THE PROBLEM — Render the entries from the start through the line that contains "The interior surface 104 is at (402, 307).", both ends included, as a Markdown table with the columns Row and Line, numbering each row and omitting blank lines. Leave the pictures out of the answer.

LISTED RECORDS —
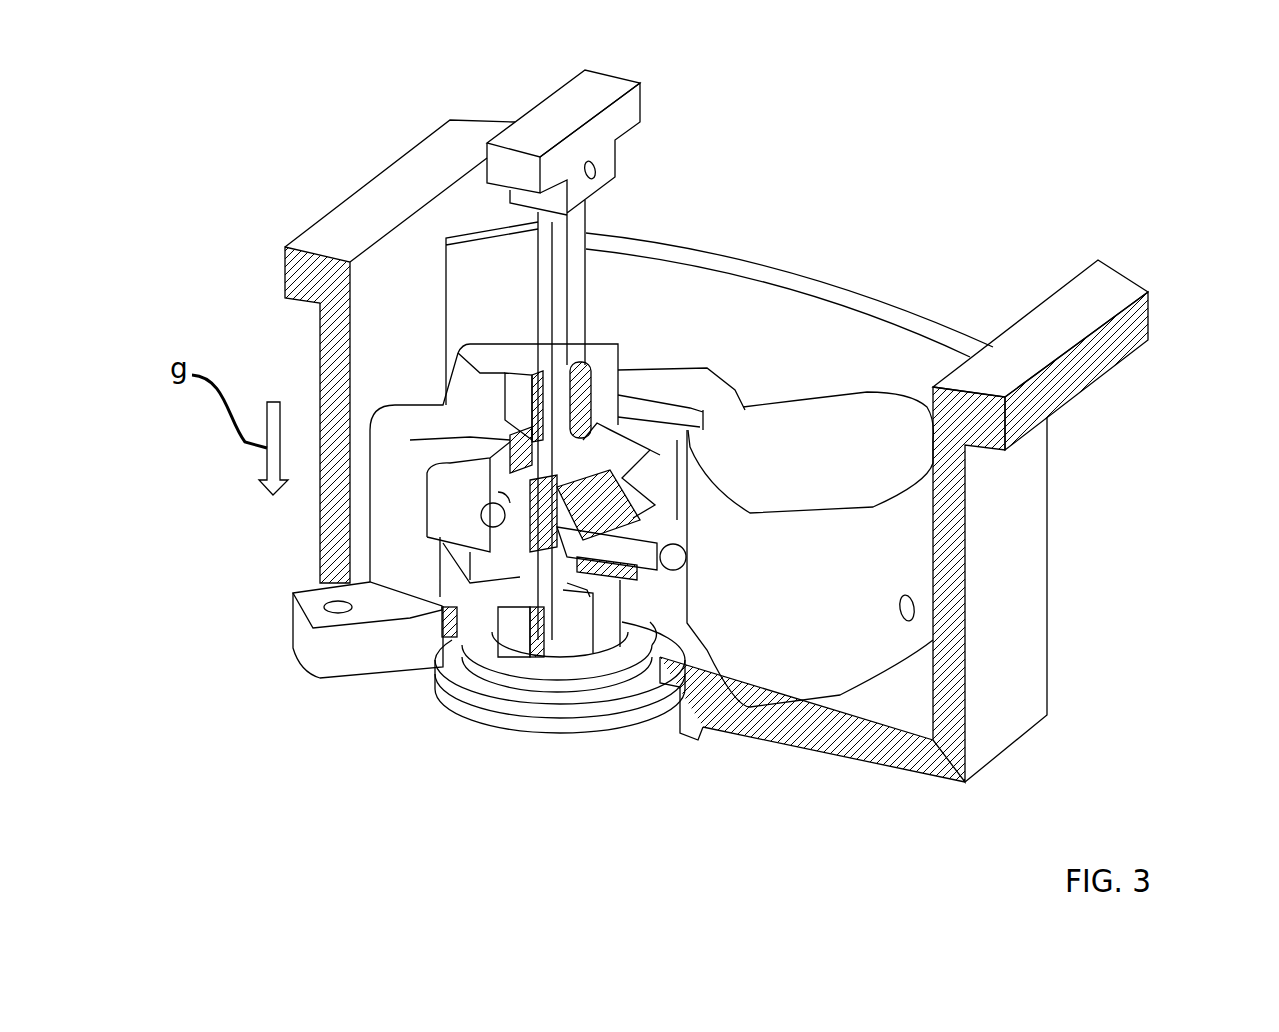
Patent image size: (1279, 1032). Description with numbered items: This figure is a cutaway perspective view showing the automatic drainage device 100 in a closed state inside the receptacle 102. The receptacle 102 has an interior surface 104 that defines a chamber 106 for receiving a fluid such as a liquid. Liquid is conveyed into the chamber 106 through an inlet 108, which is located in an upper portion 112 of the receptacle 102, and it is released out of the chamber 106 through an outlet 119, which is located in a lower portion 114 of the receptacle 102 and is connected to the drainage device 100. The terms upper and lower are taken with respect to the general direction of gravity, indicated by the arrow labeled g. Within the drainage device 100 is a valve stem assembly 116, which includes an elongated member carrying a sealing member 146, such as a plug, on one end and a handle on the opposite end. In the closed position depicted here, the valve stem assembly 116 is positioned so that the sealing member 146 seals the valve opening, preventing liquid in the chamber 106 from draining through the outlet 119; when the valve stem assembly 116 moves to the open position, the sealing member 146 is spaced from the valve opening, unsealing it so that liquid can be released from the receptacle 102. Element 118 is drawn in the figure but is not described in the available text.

The automatic drainage device 100 is at (694, 332).
The receptacle 102 is at (1023, 578).
The interior surface 104 is at (402, 307).
The chamber 106 is at (503, 287).
The inlet 108 is at (909, 274).
The upper portion 112 is at (265, 303).
The lower portion 114 is at (266, 600).
The valve stem assembly 116 is at (588, 294).
The chamber 118 is at (790, 635).
The outlet 119 is at (650, 630).
The sealing member 146 is at (453, 718).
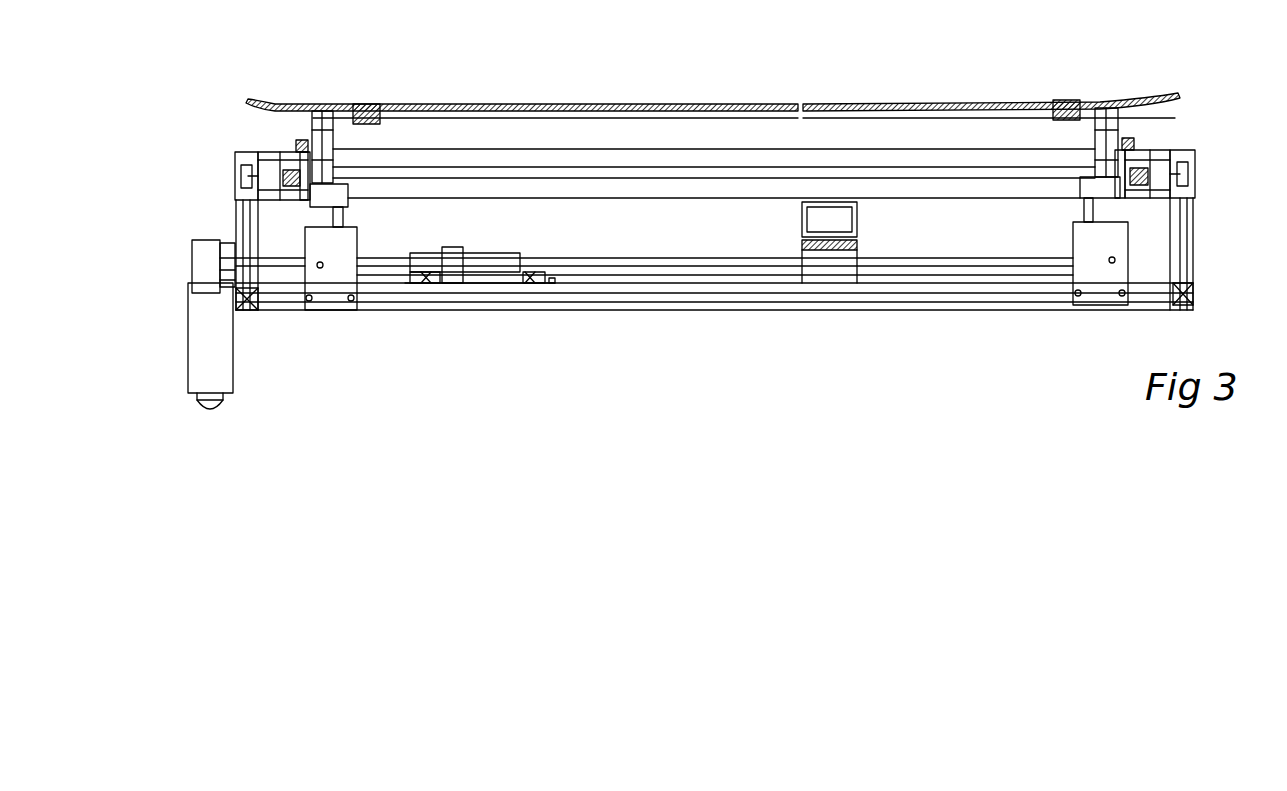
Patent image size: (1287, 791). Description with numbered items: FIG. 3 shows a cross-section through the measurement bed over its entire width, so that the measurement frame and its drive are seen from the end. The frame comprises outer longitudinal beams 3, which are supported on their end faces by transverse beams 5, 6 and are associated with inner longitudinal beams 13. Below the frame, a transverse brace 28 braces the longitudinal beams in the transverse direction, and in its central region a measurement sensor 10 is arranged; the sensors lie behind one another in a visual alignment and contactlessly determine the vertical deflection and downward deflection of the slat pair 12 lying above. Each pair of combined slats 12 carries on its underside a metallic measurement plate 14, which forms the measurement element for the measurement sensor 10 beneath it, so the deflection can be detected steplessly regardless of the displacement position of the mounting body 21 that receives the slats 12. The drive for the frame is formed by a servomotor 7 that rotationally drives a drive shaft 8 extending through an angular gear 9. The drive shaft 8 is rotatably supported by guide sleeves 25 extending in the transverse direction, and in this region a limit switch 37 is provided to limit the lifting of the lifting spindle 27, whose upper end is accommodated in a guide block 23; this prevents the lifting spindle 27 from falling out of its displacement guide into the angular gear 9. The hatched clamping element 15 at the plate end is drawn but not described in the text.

The outer longitudinal beam 3 is at (243, 150).
The transverse beam 5 is at (640, 158).
The transverse beam 6 is at (710, 218).
The servomotor 7 is at (197, 327).
The drive shaft 8 is at (645, 262).
The angular gear 9 is at (333, 285).
The measurement sensor 10 is at (855, 222).
The slat pair 12 is at (512, 103).
The inner longitudinal beam 13 is at (282, 148).
The metallic measurement plate 14 is at (852, 103).
The hatched clamping block 15 is at (372, 101).
The mounting body 21 is at (300, 197).
The guide block 23 is at (340, 190).
The guide sleeve 25 is at (500, 290).
The lifting spindle 27 is at (345, 217).
The transverse brace 28 is at (900, 297).
The limit switch 37 is at (433, 310).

REPLY TO THE TASK —
| Row | Line |
|---|---|
| 1 | Patent image size: (1279, 1032). Description with numbered items: This figure is a cutaway perspective view showing the automatic drainage device 100 in a closed state inside the receptacle 102. The receptacle 102 has an interior surface 104 that defines a chamber 106 for receiving a fluid such as a liquid. Liquid is conveyed into the chamber 106 through an inlet 108, which is located in an upper portion 112 of the receptacle 102, and it is released out of the chamber 106 through an outlet 119, which is located in a lower portion 114 of the receptacle 102 and is connected to the drainage device 100. The terms upper and lower are taken with respect to the general direction of gravity, indicated by the arrow labeled g. Within the drainage device 100 is a valve stem assembly 116, which includes an elongated member carrying a sealing member 146, such as a plug, on one end and a handle on the opposite end. In the closed position depicted here, the valve stem assembly 116 is positioned so that the sealing member 146 seals the valve opening, preventing liquid in the chamber 106 from draining through the outlet 119; when the valve stem assembly 116 moves to the open position, the sealing member 146 is spaced from the valve opening, unsealing it so that liquid can be released from the receptacle 102. Element 118 is drawn in the figure but is not described in the available text. |
| 2 | The automatic drainage device 100 is at (694, 332). |
| 3 | The receptacle 102 is at (1023, 578). |
| 4 | The interior surface 104 is at (402, 307). |